Rewrite the lines starting at the one containing "post-icon — [768, 515, 777, 526]" and ending at the one containing "design-icon: ✎ — [622, 285, 632, 297]", renaming "sidebar-item-posts" to "nav-item-posts" and keeping everything else unchanged.

---*---

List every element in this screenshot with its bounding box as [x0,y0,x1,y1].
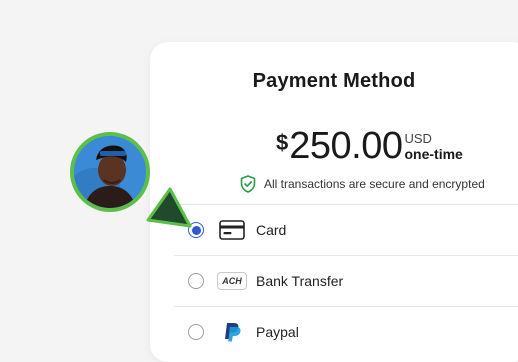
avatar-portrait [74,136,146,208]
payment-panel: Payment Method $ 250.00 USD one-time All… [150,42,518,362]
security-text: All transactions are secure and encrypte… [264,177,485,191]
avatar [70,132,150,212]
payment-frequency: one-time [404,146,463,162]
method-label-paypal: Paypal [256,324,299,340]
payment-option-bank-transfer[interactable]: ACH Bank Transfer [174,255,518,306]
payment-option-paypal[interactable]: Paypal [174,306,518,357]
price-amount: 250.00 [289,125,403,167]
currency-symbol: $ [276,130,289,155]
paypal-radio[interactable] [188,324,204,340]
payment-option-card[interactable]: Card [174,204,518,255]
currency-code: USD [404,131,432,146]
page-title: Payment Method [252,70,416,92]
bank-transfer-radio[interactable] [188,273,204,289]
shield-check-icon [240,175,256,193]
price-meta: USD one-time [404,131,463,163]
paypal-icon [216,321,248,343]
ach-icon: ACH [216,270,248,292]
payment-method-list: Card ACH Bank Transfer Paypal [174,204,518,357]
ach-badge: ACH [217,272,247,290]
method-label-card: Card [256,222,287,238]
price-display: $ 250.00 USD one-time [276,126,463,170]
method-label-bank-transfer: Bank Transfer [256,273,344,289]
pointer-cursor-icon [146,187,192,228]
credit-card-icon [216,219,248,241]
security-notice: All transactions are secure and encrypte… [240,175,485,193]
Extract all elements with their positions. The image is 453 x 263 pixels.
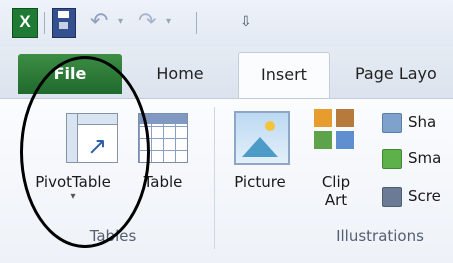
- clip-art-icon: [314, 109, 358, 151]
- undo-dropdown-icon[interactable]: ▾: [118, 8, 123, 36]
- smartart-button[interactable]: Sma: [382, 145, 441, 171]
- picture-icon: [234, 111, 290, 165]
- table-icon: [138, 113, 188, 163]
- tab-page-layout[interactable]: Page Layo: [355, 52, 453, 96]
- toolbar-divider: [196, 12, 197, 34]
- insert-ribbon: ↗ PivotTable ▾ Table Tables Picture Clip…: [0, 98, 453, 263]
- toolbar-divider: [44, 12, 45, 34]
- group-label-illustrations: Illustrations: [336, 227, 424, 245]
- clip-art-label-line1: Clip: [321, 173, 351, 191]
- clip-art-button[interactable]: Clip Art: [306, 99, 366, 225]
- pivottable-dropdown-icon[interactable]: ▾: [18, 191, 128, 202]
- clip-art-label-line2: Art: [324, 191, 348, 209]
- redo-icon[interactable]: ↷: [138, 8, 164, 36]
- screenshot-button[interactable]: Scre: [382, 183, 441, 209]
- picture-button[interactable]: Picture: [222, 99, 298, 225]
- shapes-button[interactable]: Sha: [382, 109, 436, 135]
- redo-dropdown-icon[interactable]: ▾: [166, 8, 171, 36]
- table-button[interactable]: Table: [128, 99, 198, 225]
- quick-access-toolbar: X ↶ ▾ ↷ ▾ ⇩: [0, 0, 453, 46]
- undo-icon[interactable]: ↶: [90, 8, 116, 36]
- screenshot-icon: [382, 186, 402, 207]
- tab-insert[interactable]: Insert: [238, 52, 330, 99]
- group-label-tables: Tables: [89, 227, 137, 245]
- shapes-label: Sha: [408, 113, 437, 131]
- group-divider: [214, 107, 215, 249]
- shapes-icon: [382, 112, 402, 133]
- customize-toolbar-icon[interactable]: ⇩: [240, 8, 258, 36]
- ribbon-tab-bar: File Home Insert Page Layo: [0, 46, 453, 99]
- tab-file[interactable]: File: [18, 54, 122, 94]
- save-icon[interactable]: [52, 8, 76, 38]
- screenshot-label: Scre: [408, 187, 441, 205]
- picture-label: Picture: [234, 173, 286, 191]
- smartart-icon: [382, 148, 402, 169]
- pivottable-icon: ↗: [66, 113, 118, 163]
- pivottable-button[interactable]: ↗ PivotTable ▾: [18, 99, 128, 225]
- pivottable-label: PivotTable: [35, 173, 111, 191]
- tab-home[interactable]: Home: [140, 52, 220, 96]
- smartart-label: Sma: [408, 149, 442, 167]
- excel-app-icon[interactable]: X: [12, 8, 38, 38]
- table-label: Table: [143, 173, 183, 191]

---*---

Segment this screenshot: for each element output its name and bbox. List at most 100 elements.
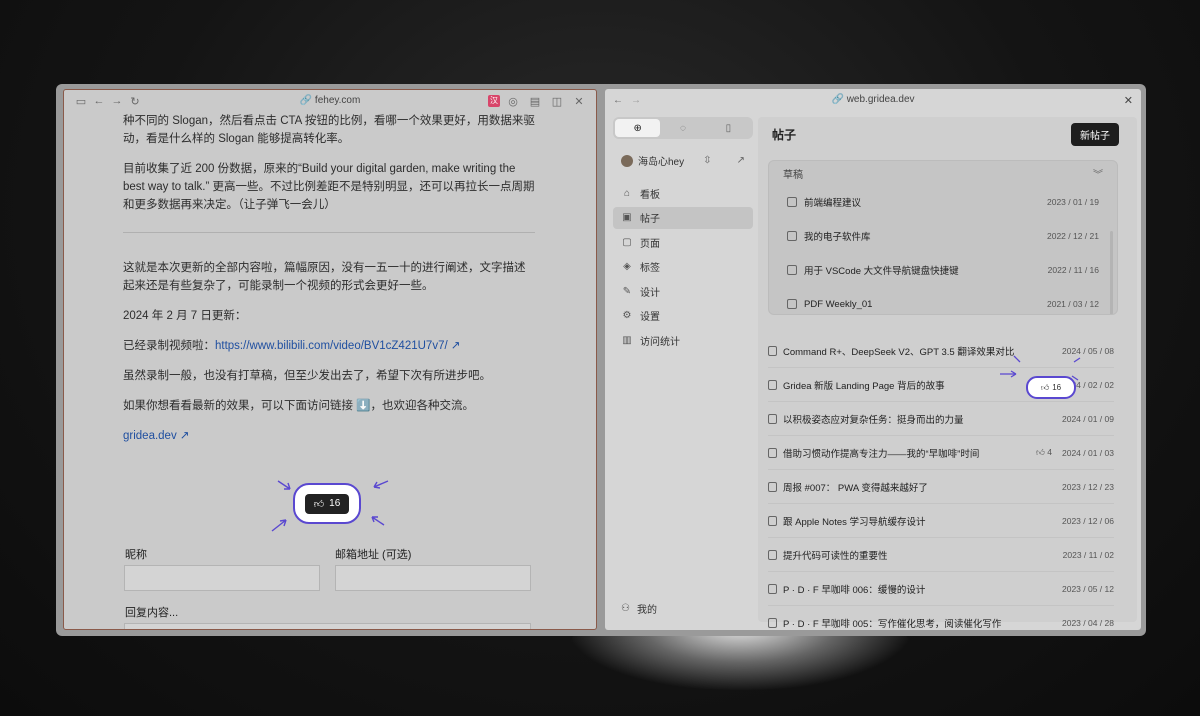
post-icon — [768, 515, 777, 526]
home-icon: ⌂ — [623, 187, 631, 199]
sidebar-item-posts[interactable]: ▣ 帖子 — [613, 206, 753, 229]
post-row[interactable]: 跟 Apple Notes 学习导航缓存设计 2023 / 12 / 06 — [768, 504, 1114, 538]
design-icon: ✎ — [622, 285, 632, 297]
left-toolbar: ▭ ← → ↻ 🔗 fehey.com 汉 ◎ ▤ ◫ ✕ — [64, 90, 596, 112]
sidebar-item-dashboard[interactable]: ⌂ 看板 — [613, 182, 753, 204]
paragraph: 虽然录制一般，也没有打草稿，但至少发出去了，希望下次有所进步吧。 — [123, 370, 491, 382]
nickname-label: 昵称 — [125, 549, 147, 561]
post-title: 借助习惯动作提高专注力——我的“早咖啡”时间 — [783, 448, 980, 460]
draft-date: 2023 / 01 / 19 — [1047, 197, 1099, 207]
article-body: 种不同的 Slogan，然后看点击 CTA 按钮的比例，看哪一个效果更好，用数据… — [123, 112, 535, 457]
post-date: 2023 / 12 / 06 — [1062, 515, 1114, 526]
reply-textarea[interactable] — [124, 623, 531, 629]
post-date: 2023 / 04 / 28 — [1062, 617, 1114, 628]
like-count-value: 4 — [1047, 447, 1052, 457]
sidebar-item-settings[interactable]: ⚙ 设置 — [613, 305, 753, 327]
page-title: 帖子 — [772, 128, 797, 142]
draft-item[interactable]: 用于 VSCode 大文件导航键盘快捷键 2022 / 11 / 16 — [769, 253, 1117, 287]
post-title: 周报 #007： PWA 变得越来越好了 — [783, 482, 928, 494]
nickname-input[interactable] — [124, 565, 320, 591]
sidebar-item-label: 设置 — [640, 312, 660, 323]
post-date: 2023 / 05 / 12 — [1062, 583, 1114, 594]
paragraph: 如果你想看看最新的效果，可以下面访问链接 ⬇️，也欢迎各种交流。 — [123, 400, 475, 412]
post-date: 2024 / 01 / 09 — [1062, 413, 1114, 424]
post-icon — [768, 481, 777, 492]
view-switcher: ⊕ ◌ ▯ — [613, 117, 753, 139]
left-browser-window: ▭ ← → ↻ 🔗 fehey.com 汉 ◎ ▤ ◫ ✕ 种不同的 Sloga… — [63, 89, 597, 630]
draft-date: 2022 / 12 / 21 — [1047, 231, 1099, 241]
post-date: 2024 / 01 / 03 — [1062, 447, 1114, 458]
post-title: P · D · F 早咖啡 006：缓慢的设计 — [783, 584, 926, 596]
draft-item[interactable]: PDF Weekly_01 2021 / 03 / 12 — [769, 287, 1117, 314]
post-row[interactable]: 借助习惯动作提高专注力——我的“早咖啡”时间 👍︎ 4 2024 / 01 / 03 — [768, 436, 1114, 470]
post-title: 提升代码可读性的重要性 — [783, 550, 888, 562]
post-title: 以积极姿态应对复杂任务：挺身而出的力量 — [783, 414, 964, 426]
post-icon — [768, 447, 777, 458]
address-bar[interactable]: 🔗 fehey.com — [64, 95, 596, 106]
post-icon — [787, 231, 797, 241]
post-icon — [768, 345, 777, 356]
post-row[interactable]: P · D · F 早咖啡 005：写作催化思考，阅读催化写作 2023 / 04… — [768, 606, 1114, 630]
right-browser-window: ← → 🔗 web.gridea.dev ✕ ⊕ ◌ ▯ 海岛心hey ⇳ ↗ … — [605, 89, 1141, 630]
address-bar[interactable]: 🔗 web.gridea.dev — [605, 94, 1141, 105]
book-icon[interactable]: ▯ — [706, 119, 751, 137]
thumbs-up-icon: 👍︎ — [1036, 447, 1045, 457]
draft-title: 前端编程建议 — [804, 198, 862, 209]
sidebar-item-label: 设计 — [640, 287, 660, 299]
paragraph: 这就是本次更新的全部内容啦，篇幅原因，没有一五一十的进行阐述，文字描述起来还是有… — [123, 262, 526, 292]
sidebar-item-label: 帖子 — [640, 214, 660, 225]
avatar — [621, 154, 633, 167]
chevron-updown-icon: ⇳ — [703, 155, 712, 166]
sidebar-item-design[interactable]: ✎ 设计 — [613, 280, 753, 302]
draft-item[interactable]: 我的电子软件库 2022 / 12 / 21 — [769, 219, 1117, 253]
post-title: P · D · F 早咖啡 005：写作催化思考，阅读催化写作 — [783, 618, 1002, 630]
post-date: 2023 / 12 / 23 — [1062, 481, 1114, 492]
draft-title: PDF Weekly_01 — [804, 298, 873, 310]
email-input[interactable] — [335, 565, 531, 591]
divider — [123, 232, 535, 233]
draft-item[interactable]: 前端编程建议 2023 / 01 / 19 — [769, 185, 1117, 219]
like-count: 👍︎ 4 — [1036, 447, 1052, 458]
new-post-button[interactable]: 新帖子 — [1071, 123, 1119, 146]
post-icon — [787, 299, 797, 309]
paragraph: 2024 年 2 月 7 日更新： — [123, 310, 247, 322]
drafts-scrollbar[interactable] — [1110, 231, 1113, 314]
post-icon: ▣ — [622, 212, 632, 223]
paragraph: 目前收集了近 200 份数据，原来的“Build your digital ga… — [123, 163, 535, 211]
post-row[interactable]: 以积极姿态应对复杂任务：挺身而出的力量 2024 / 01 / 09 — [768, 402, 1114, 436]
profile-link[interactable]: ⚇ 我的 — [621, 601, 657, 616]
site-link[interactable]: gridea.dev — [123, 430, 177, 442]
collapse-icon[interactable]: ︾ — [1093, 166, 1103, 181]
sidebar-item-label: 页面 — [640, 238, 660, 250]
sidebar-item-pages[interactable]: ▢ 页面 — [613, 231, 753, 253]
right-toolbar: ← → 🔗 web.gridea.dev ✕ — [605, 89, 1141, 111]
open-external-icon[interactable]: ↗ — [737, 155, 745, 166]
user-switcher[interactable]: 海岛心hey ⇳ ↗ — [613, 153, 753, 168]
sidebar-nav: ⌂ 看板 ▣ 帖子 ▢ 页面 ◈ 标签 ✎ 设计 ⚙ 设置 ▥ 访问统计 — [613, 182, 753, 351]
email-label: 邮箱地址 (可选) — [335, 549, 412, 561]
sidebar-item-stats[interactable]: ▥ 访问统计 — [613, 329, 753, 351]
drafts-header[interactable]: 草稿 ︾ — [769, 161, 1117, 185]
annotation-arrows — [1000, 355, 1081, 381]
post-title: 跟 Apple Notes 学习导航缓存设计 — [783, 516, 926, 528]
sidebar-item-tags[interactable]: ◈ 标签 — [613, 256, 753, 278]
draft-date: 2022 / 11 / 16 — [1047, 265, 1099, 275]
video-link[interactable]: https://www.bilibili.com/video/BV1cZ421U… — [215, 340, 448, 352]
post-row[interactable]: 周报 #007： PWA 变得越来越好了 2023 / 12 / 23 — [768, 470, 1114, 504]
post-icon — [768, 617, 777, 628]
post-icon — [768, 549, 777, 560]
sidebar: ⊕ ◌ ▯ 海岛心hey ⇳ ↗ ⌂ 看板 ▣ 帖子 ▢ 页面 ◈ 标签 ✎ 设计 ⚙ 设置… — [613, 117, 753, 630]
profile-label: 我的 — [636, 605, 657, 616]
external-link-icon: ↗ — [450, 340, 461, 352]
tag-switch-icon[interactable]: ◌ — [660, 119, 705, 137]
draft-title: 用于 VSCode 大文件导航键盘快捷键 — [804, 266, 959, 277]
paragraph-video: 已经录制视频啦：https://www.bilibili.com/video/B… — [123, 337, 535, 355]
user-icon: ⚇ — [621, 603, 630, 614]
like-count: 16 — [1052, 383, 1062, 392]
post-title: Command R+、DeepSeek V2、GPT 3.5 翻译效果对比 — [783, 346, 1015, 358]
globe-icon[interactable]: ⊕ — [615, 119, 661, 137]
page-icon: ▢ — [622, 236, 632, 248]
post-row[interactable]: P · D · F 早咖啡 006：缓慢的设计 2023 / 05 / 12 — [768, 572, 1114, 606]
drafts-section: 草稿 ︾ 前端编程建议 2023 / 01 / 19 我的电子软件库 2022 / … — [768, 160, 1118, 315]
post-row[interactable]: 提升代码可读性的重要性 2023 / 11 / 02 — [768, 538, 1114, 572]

---*---

◆ RESULT ◆
post-icon — [768, 515, 777, 526]
home-icon: ⌂ — [623, 187, 631, 199]
nav-item-posts[interactable]: ▣ 帖子 — [613, 206, 753, 229]
post-row[interactable]: 跟 Apple Notes 学习导航缓存设计 2023 / 12 / 06 — [768, 504, 1114, 538]
design-icon: ✎ — [622, 285, 632, 297]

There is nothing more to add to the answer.